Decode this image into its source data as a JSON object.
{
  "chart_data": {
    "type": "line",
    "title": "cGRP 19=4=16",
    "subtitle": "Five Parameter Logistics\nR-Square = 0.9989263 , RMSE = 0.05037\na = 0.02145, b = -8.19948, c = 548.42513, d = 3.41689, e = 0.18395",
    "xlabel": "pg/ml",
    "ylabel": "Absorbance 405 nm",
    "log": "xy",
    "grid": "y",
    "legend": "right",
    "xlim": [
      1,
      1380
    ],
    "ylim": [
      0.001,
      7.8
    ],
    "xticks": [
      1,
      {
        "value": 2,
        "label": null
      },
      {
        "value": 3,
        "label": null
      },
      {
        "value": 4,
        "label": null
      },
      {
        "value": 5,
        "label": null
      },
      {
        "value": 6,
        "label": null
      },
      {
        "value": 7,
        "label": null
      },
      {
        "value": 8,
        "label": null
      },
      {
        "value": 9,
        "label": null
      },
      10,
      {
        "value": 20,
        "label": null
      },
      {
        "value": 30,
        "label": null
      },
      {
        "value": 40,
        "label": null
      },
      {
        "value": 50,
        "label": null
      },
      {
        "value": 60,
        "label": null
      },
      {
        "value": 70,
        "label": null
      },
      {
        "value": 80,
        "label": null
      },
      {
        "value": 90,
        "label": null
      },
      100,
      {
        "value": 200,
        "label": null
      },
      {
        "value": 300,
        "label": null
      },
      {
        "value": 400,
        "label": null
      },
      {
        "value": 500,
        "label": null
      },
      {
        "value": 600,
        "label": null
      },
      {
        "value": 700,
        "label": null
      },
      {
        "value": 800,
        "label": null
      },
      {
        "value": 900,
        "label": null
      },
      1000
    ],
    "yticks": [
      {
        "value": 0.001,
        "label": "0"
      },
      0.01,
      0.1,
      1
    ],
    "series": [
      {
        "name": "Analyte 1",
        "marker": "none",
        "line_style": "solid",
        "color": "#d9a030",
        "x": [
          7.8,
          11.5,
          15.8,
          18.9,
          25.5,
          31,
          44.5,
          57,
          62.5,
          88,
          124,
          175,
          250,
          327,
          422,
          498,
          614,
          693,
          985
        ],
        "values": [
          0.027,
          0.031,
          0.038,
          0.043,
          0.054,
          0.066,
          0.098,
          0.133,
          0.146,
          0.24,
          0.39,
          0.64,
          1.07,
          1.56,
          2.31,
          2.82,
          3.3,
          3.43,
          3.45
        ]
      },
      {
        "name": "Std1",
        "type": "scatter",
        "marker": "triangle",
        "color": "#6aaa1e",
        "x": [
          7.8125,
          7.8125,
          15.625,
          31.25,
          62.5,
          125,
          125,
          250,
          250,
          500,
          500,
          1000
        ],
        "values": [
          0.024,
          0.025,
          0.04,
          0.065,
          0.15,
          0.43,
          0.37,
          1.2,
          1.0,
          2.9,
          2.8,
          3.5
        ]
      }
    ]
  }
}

* * *

> **Task prompt**
Restate each entry exactly, skipping none.

> **Exercise output**
Decode this image into its source data as a JSON object.
{
  "chart_data": {
    "type": "line",
    "title": "cGRP 19=4=16",
    "subtitle": "Five Parameter Logistics\nR-Square = 0.9989263 , RMSE = 0.05037\na = 0.02145, b = -8.19948, c = 548.42513, d = 3.41689, e = 0.18395",
    "xlabel": "pg/ml",
    "ylabel": "Absorbance 405 nm",
    "log": "xy",
    "grid": "y",
    "legend": "right",
    "xlim": [
      1,
      1380
    ],
    "ylim": [
      0.001,
      7.8
    ],
    "xticks": [
      1,
      {
        "value": 2,
        "label": null
      },
      {
        "value": 3,
        "label": null
      },
      {
        "value": 4,
        "label": null
      },
      {
        "value": 5,
        "label": null
      },
      {
        "value": 6,
        "label": null
      },
      {
        "value": 7,
        "label": null
      },
      {
        "value": 8,
        "label": null
      },
      {
        "value": 9,
        "label": null
      },
      10,
      {
        "value": 20,
        "label": null
      },
      {
        "value": 30,
        "label": null
      },
      {
        "value": 40,
        "label": null
      },
      {
        "value": 50,
        "label": null
      },
      {
        "value": 60,
        "label": null
      },
      {
        "value": 70,
        "label": null
      },
      {
        "value": 80,
        "label": null
      },
      {
        "value": 90,
        "label": null
      },
      100,
      {
        "value": 200,
        "label": null
      },
      {
        "value": 300,
        "label": null
      },
      {
        "value": 400,
        "label": null
      },
      {
        "value": 500,
        "label": null
      },
      {
        "value": 600,
        "label": null
      },
      {
        "value": 700,
        "label": null
      },
      {
        "value": 800,
        "label": null
      },
      {
        "value": 900,
        "label": null
      },
      1000
    ],
    "yticks": [
      {
        "value": 0.001,
        "label": "0"
      },
      0.01,
      0.1,
      1
    ],
    "series": [
      {
        "name": "Analyte 1",
        "marker": "none",
        "line_style": "solid",
        "color": "#d9a030",
        "x": [
          7.8,
          11.5,
          15.8,
          18.9,
          25.5,
          31,
          44.5,
          57,
          62.5,
          88,
          124,
          175,
          250,
          327,
          422,
          498,
          614,
          693,
          985
        ],
        "values": [
          0.027,
          0.031,
          0.038,
          0.043,
          0.054,
          0.066,
          0.098,
          0.133,
          0.146,
          0.24,
          0.39,
          0.64,
          1.07,
          1.56,
          2.31,
          2.82,
          3.3,
          3.43,
          3.45
        ]
      },
      {
        "name": "Std1",
        "type": "scatter",
        "marker": "triangle",
        "color": "#6aaa1e",
        "x": [
          7.8125,
          7.8125,
          15.625,
          31.25,
          62.5,
          125,
          125,
          250,
          250,
          500,
          500,
          1000
        ],
        "values": [
          0.024,
          0.025,
          0.04,
          0.065,
          0.15,
          0.43,
          0.37,
          1.2,
          1.0,
          2.9,
          2.8,
          3.5
        ]
      }
    ]
  }
}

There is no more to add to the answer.